Input for this task:
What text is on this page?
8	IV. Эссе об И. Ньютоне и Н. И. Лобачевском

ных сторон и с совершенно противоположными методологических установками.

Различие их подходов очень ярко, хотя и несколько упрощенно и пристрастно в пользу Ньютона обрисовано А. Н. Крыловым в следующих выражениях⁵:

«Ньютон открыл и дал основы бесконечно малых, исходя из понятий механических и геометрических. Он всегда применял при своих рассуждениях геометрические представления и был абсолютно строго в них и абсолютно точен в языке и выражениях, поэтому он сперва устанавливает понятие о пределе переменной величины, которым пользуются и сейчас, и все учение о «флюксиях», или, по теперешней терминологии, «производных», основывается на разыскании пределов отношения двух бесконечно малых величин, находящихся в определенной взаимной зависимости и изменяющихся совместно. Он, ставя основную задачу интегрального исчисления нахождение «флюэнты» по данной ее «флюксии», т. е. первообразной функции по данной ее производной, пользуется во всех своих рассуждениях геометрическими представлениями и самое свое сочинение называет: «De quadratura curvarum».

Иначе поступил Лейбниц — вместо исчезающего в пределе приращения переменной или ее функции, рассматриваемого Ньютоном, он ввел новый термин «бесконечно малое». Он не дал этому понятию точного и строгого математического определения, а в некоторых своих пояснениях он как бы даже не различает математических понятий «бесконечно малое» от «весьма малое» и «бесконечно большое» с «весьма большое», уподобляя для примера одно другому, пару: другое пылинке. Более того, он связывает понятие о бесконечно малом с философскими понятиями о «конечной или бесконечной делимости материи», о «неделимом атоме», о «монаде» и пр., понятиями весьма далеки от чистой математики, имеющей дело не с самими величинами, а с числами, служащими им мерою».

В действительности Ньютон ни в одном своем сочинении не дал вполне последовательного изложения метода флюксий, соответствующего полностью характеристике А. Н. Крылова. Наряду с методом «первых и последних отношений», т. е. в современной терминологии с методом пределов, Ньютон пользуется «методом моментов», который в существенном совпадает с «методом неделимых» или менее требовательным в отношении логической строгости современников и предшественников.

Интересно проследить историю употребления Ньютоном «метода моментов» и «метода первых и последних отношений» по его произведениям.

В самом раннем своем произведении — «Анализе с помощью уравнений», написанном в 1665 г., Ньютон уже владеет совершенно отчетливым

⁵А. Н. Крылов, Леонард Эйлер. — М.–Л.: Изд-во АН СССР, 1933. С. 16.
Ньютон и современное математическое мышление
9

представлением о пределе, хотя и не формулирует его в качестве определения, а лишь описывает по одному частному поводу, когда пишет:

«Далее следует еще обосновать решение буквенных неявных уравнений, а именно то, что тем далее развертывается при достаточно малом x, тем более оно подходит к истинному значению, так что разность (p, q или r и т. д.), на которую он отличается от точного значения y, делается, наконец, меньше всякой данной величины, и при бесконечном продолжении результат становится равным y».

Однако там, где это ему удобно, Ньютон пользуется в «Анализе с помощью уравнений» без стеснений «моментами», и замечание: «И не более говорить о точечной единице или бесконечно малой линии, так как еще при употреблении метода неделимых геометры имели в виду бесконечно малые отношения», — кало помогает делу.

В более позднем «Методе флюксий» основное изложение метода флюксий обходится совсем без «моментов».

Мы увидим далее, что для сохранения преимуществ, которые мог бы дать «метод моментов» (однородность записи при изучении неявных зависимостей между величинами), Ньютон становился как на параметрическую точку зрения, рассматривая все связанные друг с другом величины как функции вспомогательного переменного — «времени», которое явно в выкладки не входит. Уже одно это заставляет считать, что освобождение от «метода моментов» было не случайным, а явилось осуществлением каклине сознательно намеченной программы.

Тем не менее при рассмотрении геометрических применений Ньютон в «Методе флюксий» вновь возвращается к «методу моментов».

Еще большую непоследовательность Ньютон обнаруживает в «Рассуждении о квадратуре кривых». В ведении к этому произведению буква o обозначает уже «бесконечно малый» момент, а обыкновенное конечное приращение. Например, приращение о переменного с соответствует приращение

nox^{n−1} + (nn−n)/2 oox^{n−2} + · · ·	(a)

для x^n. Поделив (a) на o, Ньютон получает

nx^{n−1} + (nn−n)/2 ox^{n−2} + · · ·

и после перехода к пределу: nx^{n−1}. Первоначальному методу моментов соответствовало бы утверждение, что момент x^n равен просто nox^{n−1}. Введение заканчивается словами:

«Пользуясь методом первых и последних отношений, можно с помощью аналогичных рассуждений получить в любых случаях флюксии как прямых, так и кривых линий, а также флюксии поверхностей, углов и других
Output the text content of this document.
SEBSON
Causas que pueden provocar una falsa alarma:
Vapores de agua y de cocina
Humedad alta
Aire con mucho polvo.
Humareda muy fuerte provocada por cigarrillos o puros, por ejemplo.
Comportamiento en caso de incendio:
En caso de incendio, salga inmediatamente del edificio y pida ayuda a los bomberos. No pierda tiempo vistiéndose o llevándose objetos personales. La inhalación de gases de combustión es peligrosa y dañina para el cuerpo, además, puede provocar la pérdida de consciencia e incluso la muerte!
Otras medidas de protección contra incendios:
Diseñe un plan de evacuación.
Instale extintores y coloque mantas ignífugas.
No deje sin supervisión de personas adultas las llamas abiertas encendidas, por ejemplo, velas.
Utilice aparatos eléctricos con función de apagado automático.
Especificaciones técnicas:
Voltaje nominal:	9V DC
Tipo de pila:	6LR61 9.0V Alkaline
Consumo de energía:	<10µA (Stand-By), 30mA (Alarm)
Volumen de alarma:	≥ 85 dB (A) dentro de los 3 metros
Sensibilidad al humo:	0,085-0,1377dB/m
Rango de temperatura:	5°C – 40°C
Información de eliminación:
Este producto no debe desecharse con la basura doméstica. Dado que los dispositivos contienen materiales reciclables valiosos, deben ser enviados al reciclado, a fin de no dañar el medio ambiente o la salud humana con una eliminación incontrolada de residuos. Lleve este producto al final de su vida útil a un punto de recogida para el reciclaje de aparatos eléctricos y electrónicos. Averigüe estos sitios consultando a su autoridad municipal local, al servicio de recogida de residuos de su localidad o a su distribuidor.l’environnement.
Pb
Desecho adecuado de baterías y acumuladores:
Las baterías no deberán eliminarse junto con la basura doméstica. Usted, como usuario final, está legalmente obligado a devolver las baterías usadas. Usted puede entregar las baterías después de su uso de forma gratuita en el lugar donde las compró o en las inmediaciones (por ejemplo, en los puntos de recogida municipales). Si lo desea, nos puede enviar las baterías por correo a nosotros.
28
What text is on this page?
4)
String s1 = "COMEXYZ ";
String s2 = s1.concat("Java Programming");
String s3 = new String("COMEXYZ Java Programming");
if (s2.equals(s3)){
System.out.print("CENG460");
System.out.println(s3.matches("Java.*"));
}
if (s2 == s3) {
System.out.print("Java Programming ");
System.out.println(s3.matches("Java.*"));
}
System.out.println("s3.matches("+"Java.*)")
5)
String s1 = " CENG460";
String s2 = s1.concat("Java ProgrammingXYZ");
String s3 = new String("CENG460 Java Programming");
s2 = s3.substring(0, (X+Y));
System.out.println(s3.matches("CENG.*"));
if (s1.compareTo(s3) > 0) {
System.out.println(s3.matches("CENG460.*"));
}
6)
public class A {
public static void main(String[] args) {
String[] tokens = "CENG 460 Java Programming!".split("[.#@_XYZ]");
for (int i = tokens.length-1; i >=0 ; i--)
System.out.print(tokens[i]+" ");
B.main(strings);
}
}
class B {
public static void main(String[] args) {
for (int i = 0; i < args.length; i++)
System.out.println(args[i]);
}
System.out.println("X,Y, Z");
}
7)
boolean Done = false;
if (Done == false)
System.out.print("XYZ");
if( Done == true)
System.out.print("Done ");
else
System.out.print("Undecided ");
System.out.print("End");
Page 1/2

Task goal:
Type the whole listing again, unaltered.

In response:
What text is on this page?
8	IV. Эссе об И. Ньютоне и Н. И. Лобачевском

ных сторон и с совершенно противоположными методологических установками.

Различие их подходов очень ярко, хотя и несколько упрощенно и пристрастно в пользу Ньютона обрисовано А. Н. Крыловым в следующих выражениях⁵:

«Ньютон открыл и дал основы бесконечно малых, исходя из понятий механических и геометрических. Он всегда применял при своих рассуждениях геометрические представления и был абсолютно строго в них и абсолютно точен в языке и выражениях, поэтому он сперва устанавливает понятие о пределе переменной величины, которым пользуются и сейчас, и все учение о «флюксиях», или, по теперешней терминологии, «производных», основывается на разыскании пределов отношения двух бесконечно малых величин, находящихся в определенной взаимной зависимости и изменяющихся совместно. Он, ставя основную задачу интегрального исчисления нахождение «флюэнты» по данной ее «флюксии», т. е. первообразной функции по данной ее производной, пользуется во всех своих рассуждениях геометрическими представлениями и самое свое сочинение называет: «De quadratura curvarum».

Иначе поступил Лейбниц — вместо исчезающего в пределе приращения переменной или ее функции, рассматриваемого Ньютоном, он ввел новый термин «бесконечно малое». Он не дал этому понятию точного и строгого математического определения, а в некоторых своих пояснениях он как бы даже не различает математических понятий «бесконечно малое» от «весьма малое» и «бесконечно большое» с «весьма большое», уподобляя для примера одно другому, пару: другое пылинке. Более того, он связывает понятие о бесконечно малом с философскими понятиями о «конечной или бесконечной делимости материи», о «неделимом атоме», о «монаде» и пр., понятиями весьма далеки от чистой математики, имеющей дело не с самими величинами, а с числами, служащими им мерою».

В действительности Ньютон ни в одном своем сочинении не дал вполне последовательного изложения метода флюксий, соответствующего полностью характеристике А. Н. Крылова. Наряду с методом «первых и последних отношений», т. е. в современной терминологии с методом пределов, Ньютон пользуется «методом моментов», который в существенном совпадает с «методом неделимых» или менее требовательным в отношении логической строгости современников и предшественников.

Интересно проследить историю употребления Ньютоном «метода моментов» и «метода первых и последних отношений» по его произведениям.

В самом раннем своем произведении — «Анализе с помощью уравнений», написанном в 1665 г., Ньютон уже владеет совершенно отчетливым

⁵А. Н. Крылов, Леонард Эйлер. — М.–Л.: Изд-во АН СССР, 1933. С. 16.
Ньютон и современное математическое мышление
9

представлением о пределе, хотя и не формулирует его в качестве определения, а лишь описывает по одному частному поводу, когда пишет:

«Далее следует еще обосновать решение буквенных неявных уравнений, а именно то, что тем далее развертывается при достаточно малом x, тем более оно подходит к истинному значению, так что разность (p, q или r и т. д.), на которую он отличается от точного значения y, делается, наконец, меньше всякой данной величины, и при бесконечном продолжении результат становится равным y».

Однако там, где это ему удобно, Ньютон пользуется в «Анализе с помощью уравнений» без стеснений «моментами», и замечание: «И не более говорить о точечной единице или бесконечно малой линии, так как еще при употреблении метода неделимых геометры имели в виду бесконечно малые отношения», — кало помогает делу.

В более позднем «Методе флюксий» основное изложение метода флюксий обходится совсем без «моментов».

Мы увидим далее, что для сохранения преимуществ, которые мог бы дать «метод моментов» (однородность записи при изучении неявных зависимостей между величинами), Ньютон становился как на параметрическую точку зрения, рассматривая все связанные друг с другом величины как функции вспомогательного переменного — «времени», которое явно в выкладки не входит. Уже одно это заставляет считать, что освобождение от «метода моментов» было не случайным, а явилось осуществлением каклине сознательно намеченной программы.

Тем не менее при рассмотрении геометрических применений Ньютон в «Методе флюксий» вновь возвращается к «методу моментов».

Еще большую непоследовательность Ньютон обнаруживает в «Рассуждении о квадратуре кривых». В ведении к этому произведению буква o обозначает уже «бесконечно малый» момент, а обыкновенное конечное приращение. Например, приращение о переменного с соответствует приращение

nox^{n−1} + (nn−n)/2 oox^{n−2} + · · ·	(a)

для x^n. Поделив (a) на o, Ньютон получает

nx^{n−1} + (nn−n)/2 ox^{n−2} + · · ·

и после перехода к пределу: nx^{n−1}. Первоначальному методу моментов соответствовало бы утверждение, что момент x^n равен просто nox^{n−1}. Введение заканчивается словами:

«Пользуясь методом первых и последних отношений, можно с помощью аналогичных рассуждений получить в любых случаях флюксии как прямых, так и кривых линий, а также флюксии поверхностей, углов и других
Output the text content of this document.
SEBSON
Causas que pueden provocar una falsa alarma:
Vapores de agua y de cocina
Humedad alta
Aire con mucho polvo.
Humareda muy fuerte provocada por cigarrillos o puros, por ejemplo.
Comportamiento en caso de incendio:
En caso de incendio, salga inmediatamente del edificio y pida ayuda a los bomberos. No pierda tiempo vistiéndose o llevándose objetos personales. La inhalación de gases de combustión es peligrosa y dañina para el cuerpo, además, puede provocar la pérdida de consciencia e incluso la muerte!
Otras medidas de protección contra incendios:
Diseñe un plan de evacuación.
Instale extintores y coloque mantas ignífugas.
No deje sin supervisión de personas adultas las llamas abiertas encendidas, por ejemplo, velas.
Utilice aparatos eléctricos con función de apagado automático.
Especificaciones técnicas:
Voltaje nominal:	9V DC
Tipo de pila:	6LR61 9.0V Alkaline
Consumo de energía:	<10µA (Stand-By), 30mA (Alarm)
Volumen de alarma:	≥ 85 dB (A) dentro de los 3 metros
Sensibilidad al humo:	0,085-0,1377dB/m
Rango de temperatura:	5°C – 40°C
Información de eliminación:
Este producto no debe desecharse con la basura doméstica. Dado que los dispositivos contienen materiales reciclables valiosos, deben ser enviados al reciclado, a fin de no dañar el medio ambiente o la salud humana con una eliminación incontrolada de residuos. Lleve este producto al final de su vida útil a un punto de recogida para el reciclaje de aparatos eléctricos y electrónicos. Averigüe estos sitios consultando a su autoridad municipal local, al servicio de recogida de residuos de su localidad o a su distribuidor.l’environnement.
Pb
Desecho adecuado de baterías y acumuladores:
Las baterías no deberán eliminarse junto con la basura doméstica. Usted, como usuario final, está legalmente obligado a devolver las baterías usadas. Usted puede entregar las baterías después de su uso de forma gratuita en el lugar donde las compró o en las inmediaciones (por ejemplo, en los puntos de recogida municipales). Si lo desea, nos puede enviar las baterías por correo a nosotros.
28
What text is on this page?
4)
String s1 = "COMEXYZ ";
String s2 = s1.concat("Java Programming");
String s3 = new String("COMEXYZ Java Programming");
if (s2.equals(s3)){
System.out.print("CENG460");
System.out.println(s3.matches("Java.*"));
}
if (s2 == s3) {
System.out.print("Java Programming ");
System.out.println(s3.matches("Java.*"));
}
System.out.println("s3.matches("+"Java.*)")
5)
String s1 = " CENG460";
String s2 = s1.concat("Java ProgrammingXYZ");
String s3 = new String("CENG460 Java Programming");
s2 = s3.substring(0, (X+Y));
System.out.println(s3.matches("CENG.*"));
if (s1.compareTo(s3) > 0) {
System.out.println(s3.matches("CENG460.*"));
}
6)
public class A {
public static void main(String[] args) {
String[] tokens = "CENG 460 Java Programming!".split("[.#@_XYZ]");
for (int i = tokens.length-1; i >=0 ; i--)
System.out.print(tokens[i]+" ");
B.main(strings);
}
}
class B {
public static void main(String[] args) {
for (int i = 0; i < args.length; i++)
System.out.println(args[i]);
}
System.out.println("X,Y, Z");
}
7)
boolean Done = false;
if (Done == false)
System.out.print("XYZ");
if( Done == true)
System.out.print("Done ");
else
System.out.print("Undecided ");
System.out.print("End");
Page 1/2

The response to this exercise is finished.